◆ **Work instructions**
From the entries that follow, gather each line holding the word "code".

◆ **Stored rows**
# # # # #

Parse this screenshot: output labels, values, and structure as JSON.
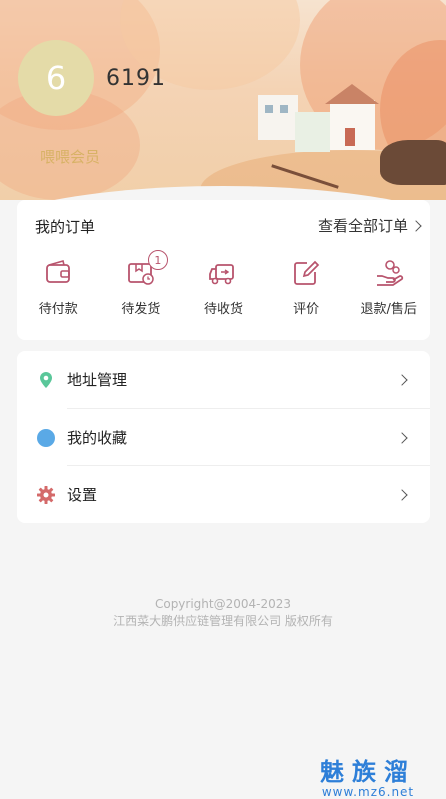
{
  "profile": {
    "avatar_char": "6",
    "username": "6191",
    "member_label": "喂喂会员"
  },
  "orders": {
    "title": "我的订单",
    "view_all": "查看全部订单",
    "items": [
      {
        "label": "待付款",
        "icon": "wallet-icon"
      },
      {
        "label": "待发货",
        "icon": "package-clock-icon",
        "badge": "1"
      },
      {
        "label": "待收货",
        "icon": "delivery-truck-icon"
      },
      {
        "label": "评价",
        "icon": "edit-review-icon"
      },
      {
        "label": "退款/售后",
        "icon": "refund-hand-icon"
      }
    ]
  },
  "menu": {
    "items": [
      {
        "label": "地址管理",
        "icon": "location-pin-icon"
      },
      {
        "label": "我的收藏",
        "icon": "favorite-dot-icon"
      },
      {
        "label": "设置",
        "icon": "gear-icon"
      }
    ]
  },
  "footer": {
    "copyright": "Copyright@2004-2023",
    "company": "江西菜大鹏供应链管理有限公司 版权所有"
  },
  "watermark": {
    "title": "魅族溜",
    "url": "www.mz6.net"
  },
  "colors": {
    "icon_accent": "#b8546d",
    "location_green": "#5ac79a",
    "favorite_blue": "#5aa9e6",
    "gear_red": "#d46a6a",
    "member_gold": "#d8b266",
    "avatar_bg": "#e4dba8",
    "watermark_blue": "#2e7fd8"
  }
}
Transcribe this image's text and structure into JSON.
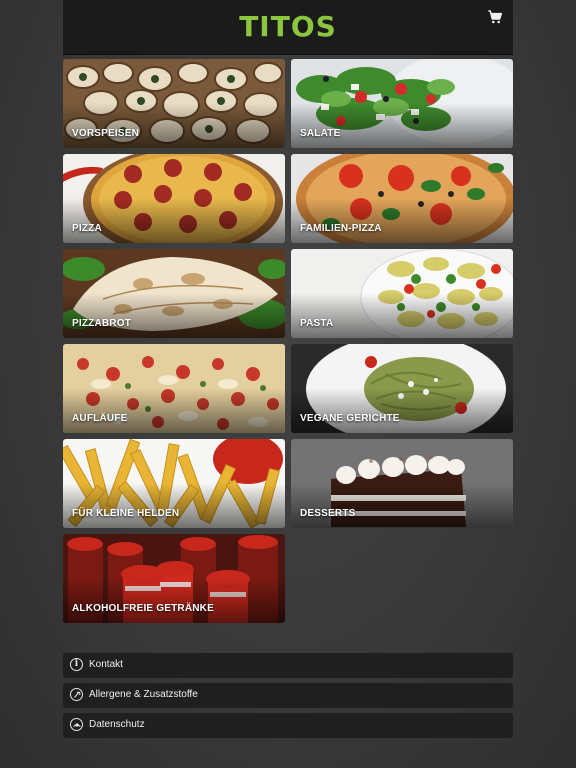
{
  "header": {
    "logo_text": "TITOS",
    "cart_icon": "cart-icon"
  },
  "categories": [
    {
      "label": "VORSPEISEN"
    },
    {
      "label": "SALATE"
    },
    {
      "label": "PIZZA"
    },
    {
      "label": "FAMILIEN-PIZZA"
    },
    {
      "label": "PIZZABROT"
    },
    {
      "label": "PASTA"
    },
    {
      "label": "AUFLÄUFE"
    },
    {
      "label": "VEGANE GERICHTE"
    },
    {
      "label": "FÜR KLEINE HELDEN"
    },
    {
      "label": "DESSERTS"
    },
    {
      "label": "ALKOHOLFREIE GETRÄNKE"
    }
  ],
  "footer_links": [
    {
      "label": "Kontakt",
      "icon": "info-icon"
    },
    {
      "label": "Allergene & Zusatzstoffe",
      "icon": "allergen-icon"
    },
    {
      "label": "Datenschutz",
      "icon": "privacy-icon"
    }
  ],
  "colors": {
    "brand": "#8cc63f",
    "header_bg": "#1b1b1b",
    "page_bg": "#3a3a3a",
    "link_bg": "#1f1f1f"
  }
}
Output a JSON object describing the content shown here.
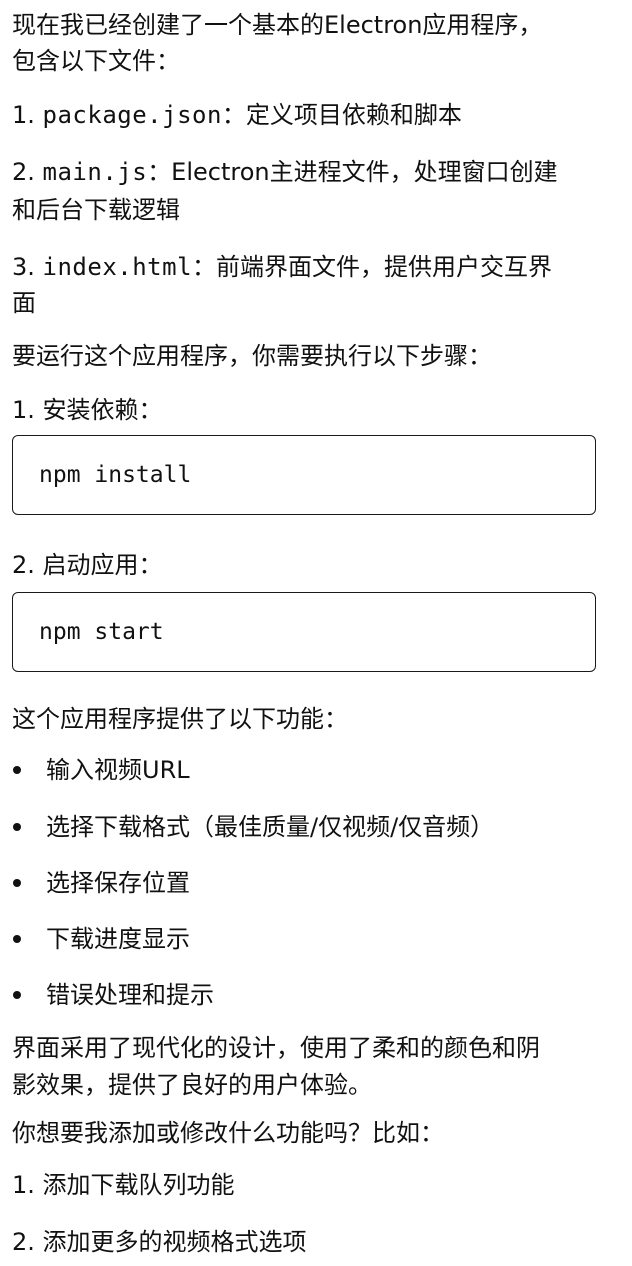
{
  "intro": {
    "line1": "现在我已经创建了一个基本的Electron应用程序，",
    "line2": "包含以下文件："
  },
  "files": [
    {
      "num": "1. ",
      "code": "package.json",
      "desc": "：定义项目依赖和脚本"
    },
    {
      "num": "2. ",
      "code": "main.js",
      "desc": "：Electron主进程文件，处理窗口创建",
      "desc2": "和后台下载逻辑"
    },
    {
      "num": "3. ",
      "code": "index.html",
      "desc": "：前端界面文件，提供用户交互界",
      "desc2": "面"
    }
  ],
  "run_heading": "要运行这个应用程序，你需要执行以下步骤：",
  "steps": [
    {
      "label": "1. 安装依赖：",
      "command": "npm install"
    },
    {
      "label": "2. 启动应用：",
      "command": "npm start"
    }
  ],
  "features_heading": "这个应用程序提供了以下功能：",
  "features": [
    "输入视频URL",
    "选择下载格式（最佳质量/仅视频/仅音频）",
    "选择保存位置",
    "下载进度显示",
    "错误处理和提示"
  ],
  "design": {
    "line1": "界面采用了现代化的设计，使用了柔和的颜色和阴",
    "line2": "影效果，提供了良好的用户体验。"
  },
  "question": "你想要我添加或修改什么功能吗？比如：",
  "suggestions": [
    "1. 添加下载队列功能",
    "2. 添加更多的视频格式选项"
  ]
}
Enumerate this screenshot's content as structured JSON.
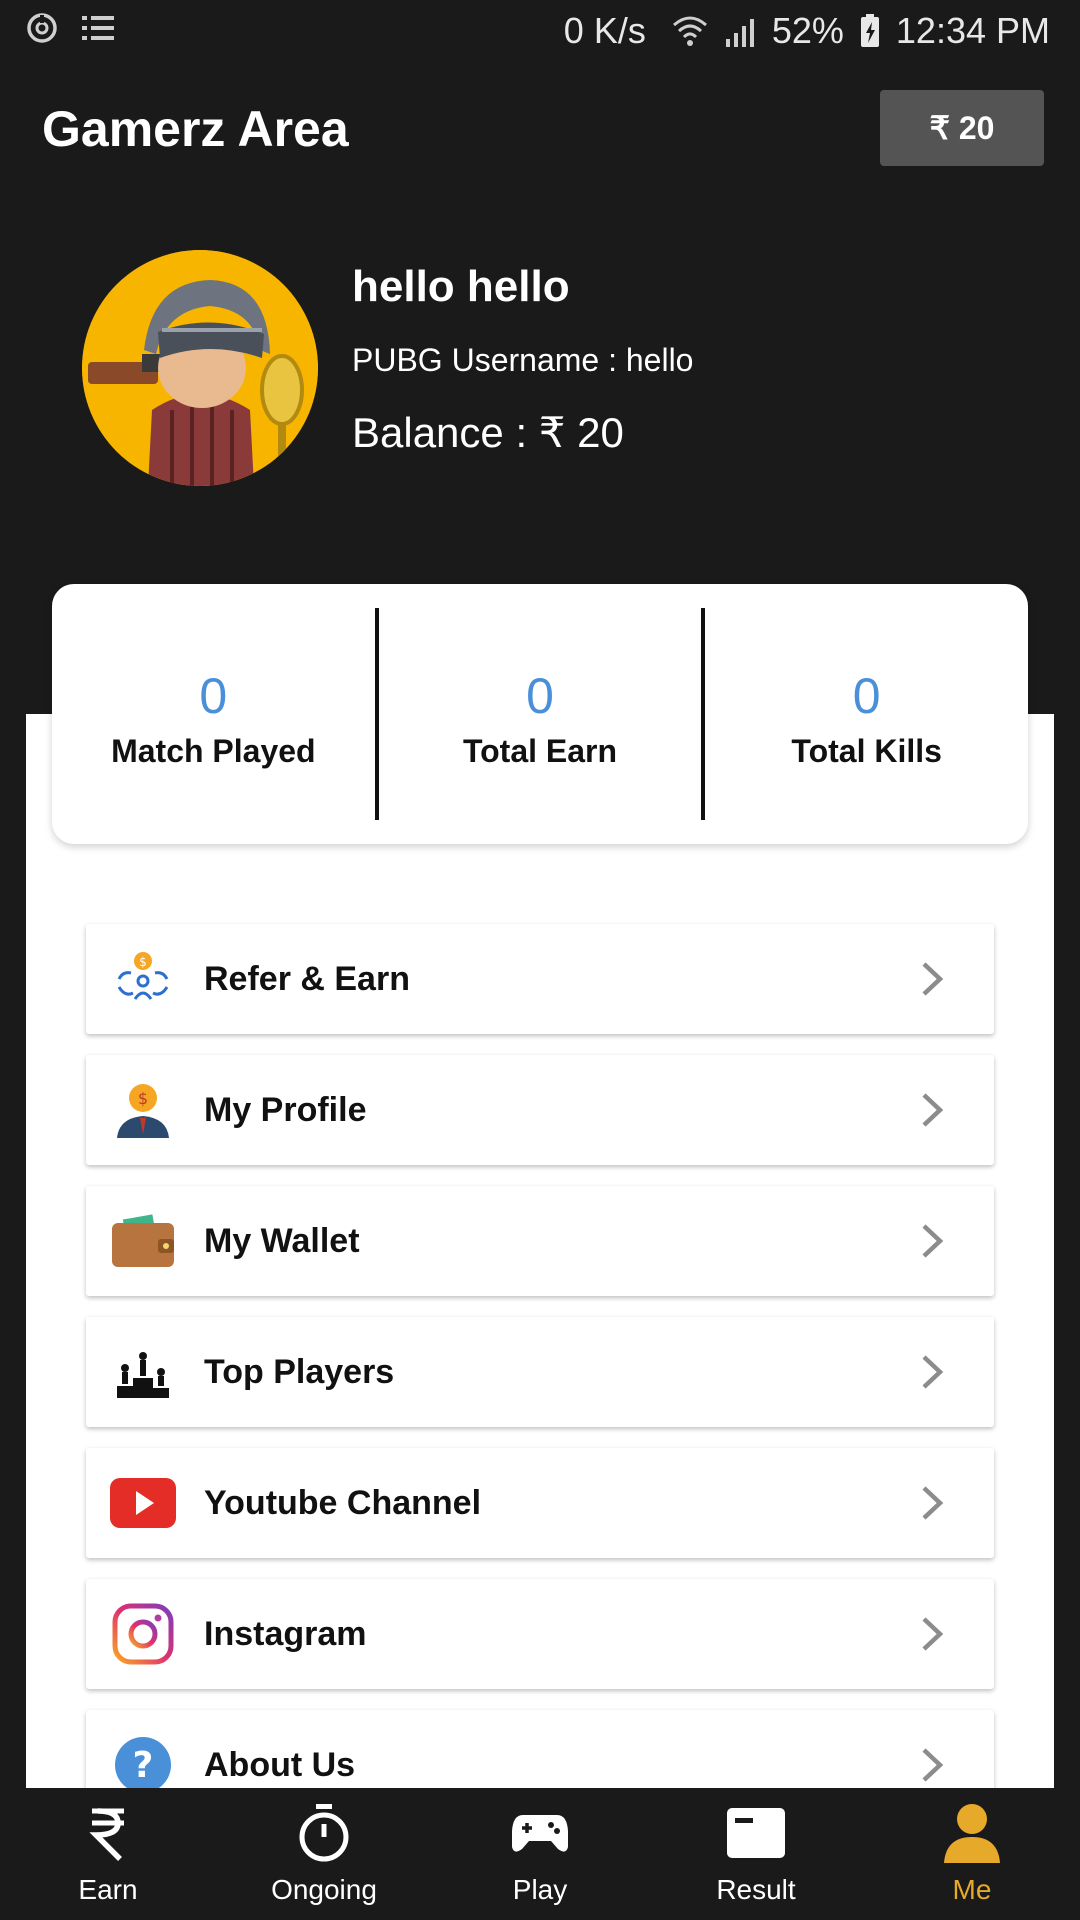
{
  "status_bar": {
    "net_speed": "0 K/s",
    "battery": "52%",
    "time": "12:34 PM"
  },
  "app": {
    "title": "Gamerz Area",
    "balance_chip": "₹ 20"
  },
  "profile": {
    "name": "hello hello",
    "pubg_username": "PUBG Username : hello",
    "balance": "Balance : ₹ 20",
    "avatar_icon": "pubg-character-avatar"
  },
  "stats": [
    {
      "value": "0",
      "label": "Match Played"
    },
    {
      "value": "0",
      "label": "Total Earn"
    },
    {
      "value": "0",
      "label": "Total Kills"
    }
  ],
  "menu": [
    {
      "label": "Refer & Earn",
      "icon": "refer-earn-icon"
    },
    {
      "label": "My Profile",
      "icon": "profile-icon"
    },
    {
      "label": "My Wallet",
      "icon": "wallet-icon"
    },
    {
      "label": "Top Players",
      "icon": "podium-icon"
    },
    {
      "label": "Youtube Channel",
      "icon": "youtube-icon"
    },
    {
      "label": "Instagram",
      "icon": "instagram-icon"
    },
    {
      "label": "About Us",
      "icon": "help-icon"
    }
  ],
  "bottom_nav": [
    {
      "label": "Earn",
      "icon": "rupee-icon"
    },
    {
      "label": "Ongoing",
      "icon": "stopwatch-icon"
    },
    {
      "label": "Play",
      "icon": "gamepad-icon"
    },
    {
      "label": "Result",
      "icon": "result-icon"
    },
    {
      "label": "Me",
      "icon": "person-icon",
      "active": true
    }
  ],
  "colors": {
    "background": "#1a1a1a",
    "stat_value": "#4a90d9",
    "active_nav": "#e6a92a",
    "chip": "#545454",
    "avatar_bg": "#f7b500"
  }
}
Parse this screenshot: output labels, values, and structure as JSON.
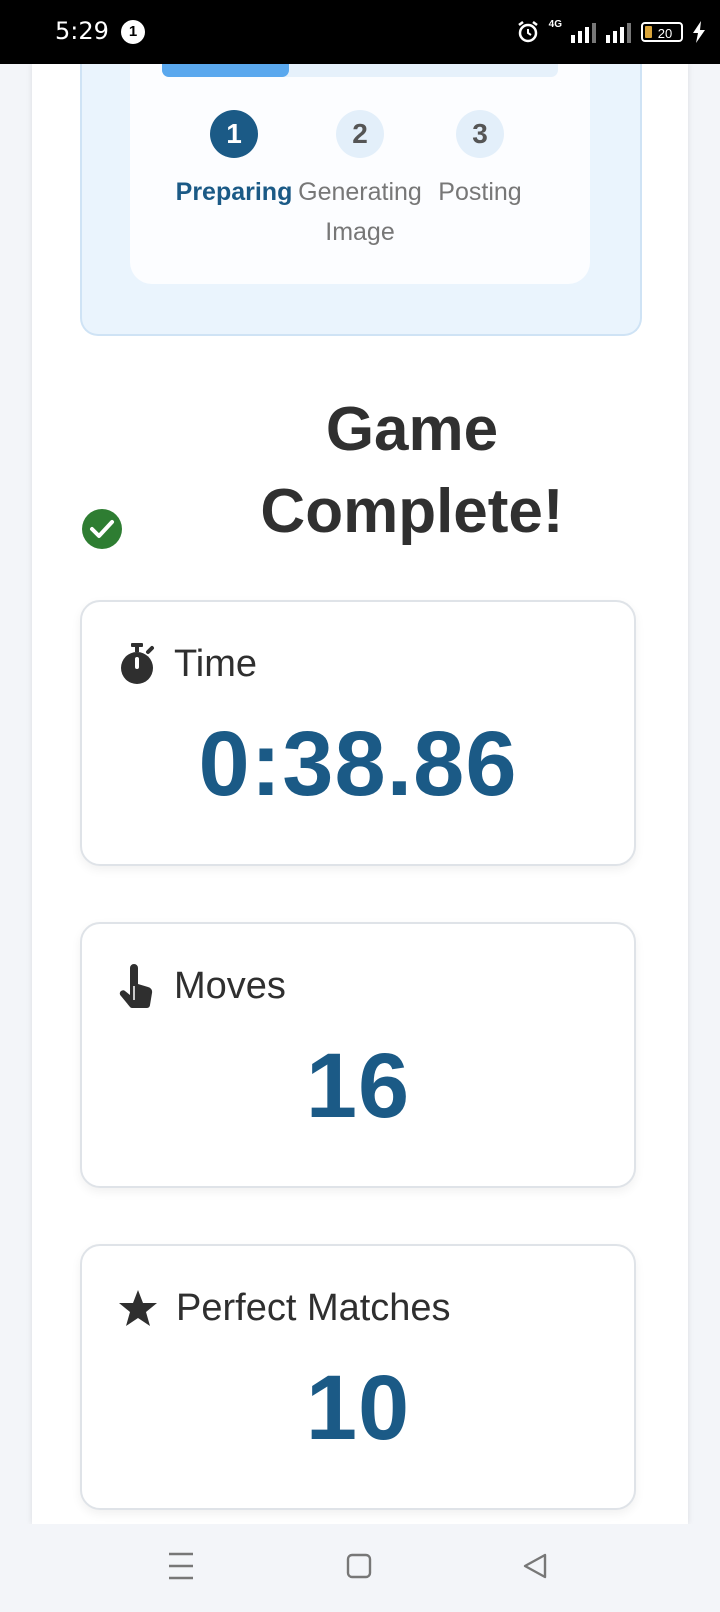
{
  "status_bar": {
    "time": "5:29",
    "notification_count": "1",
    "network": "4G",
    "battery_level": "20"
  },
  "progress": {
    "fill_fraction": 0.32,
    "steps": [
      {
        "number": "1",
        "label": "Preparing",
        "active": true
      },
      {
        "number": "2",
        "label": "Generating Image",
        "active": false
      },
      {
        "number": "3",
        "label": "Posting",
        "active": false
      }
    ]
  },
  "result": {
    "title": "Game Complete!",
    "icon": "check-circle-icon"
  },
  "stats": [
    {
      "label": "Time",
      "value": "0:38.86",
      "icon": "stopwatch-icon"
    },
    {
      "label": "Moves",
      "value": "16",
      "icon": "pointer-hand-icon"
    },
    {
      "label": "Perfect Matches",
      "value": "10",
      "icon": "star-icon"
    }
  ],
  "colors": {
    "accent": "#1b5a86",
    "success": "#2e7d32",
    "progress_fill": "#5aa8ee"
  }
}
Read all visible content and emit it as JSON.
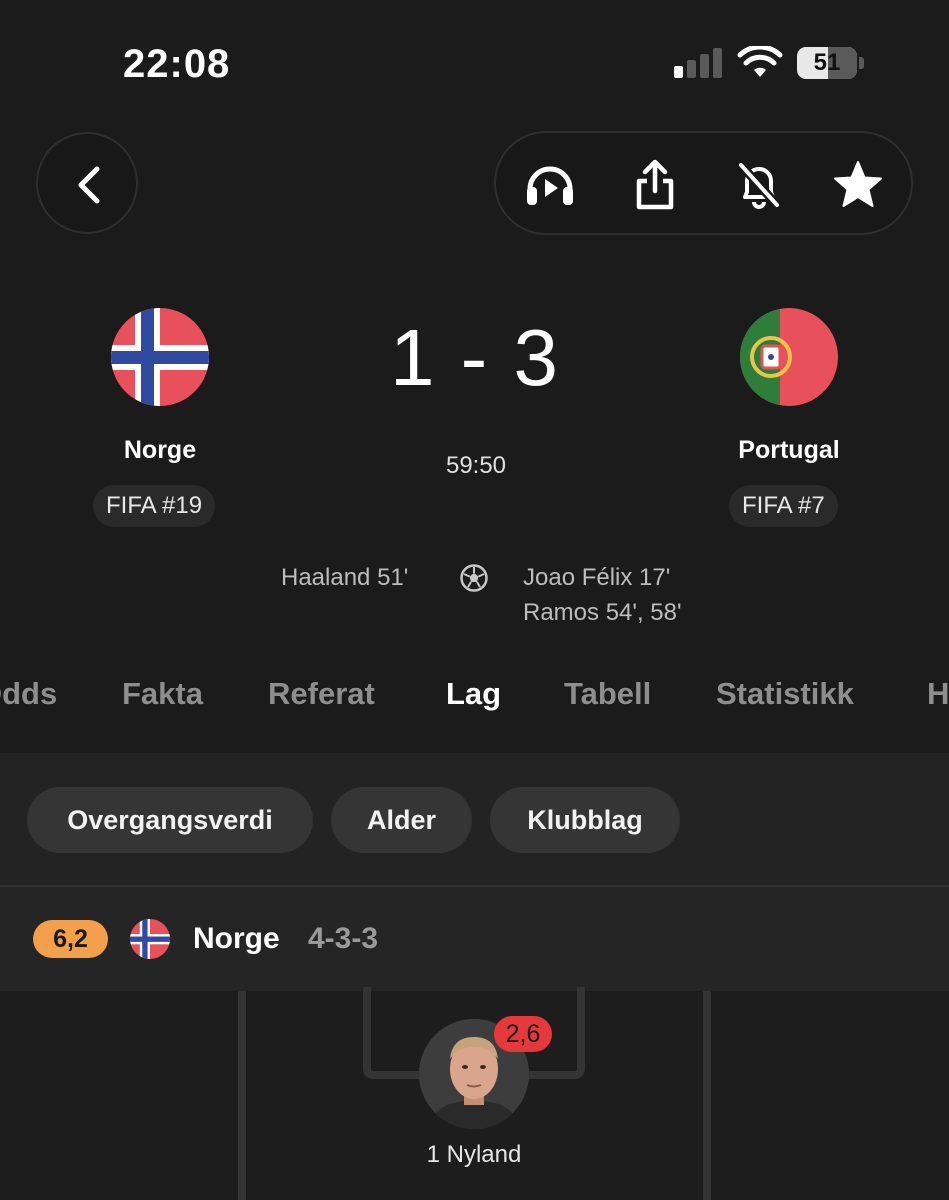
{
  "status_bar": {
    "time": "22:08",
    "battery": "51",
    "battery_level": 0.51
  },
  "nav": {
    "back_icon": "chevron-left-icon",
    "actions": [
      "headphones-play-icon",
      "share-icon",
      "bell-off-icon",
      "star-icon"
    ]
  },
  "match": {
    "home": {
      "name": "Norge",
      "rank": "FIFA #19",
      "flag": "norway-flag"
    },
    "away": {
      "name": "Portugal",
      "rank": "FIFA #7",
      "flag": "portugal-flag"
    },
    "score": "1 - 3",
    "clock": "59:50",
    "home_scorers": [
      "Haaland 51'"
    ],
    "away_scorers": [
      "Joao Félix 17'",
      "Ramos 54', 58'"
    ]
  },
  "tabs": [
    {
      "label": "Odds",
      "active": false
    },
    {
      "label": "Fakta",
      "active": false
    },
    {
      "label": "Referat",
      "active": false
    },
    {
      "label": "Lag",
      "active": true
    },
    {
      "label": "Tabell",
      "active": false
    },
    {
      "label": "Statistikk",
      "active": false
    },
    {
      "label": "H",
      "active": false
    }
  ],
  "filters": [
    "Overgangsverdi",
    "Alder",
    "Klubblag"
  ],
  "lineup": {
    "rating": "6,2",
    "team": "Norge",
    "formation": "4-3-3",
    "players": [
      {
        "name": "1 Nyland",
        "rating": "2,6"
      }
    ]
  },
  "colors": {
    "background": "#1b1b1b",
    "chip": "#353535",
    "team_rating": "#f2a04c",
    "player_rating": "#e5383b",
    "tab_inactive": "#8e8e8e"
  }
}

# # # # #

◆ **Solved problem**
      "code": "package.json",
      "code": "main.js",
      "code": "index.html",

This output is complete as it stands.